**What you are asked to do:**
Your task is to retype each line of the data below exactly.

**Exercise data:**
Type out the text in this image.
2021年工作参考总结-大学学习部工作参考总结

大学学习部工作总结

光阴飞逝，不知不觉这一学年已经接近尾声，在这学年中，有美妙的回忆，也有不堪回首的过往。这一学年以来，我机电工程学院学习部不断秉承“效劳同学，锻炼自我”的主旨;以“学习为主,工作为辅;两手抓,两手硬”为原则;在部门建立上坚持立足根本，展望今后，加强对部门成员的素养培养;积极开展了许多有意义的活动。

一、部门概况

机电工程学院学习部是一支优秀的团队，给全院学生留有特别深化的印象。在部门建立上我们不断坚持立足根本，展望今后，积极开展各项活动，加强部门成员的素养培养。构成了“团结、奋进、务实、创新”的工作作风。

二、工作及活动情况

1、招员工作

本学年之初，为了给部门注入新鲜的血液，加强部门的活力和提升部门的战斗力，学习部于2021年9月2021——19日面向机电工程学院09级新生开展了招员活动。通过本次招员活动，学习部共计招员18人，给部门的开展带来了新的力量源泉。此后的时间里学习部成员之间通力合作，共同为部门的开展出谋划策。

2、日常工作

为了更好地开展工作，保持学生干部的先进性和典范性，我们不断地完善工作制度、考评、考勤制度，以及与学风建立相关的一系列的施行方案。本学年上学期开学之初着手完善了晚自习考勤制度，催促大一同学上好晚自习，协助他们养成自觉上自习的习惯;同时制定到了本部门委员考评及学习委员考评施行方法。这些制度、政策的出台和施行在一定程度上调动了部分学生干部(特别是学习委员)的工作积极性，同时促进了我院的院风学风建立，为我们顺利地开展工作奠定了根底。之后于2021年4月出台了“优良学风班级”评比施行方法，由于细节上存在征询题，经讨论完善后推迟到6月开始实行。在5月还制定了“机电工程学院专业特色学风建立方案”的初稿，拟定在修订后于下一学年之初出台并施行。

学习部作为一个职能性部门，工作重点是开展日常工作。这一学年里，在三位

**Written response:**
Type out the text in this image.
2021年工作参考总结-大学学习部工作参考总结

大学学习部工作总结

光阴飞逝，不知不觉这一学年已经接近尾声，在这学年中，有美妙的回忆，也有不堪回首的过往。这一学年以来，我机电工程学院学习部不断秉承“效劳同学，锻炼自我”的主旨;以“学习为主,工作为辅;两手抓,两手硬”为原则;在部门建立上坚持立足根本，展望今后，加强对部门成员的素养培养;积极开展了许多有意义的活动。

一、部门概况

机电工程学院学习部是一支优秀的团队，给全院学生留有特别深化的印象。在部门建立上我们不断坚持立足根本，展望今后，积极开展各项活动，加强部门成员的素养培养。构成了“团结、奋进、务实、创新”的工作作风。

二、工作及活动情况

1、招员工作

本学年之初，为了给部门注入新鲜的血液，加强部门的活力和提升部门的战斗力，学习部于2021年9月2021——19日面向机电工程学院09级新生开展了招员活动。通过本次招员活动，学习部共计招员18人，给部门的开展带来了新的力量源泉。此后的时间里学习部成员之间通力合作，共同为部门的开展出谋划策。

2、日常工作

为了更好地开展工作，保持学生干部的先进性和典范性，我们不断地完善工作制度、考评、考勤制度，以及与学风建立相关的一系列的施行方案。本学年上学期开学之初着手完善了晚自习考勤制度，催促大一同学上好晚自习，协助他们养成自觉上自习的习惯;同时制定到了本部门委员考评及学习委员考评施行方法。这些制度、政策的出台和施行在一定程度上调动了部分学生干部(特别是学习委员)的工作积极性，同时促进了我院的院风学风建立，为我们顺利地开展工作奠定了根底。之后于2021年4月出台了“优良学风班级”评比施行方法，由于细节上存在征询题，经讨论完善后推迟到6月开始实行。在5月还制定了“机电工程学院专业特色学风建立方案”的初稿，拟定在修订后于下一学年之初出台并施行。

学习部作为一个职能性部门，工作重点是开展日常工作。这一学年里，在三位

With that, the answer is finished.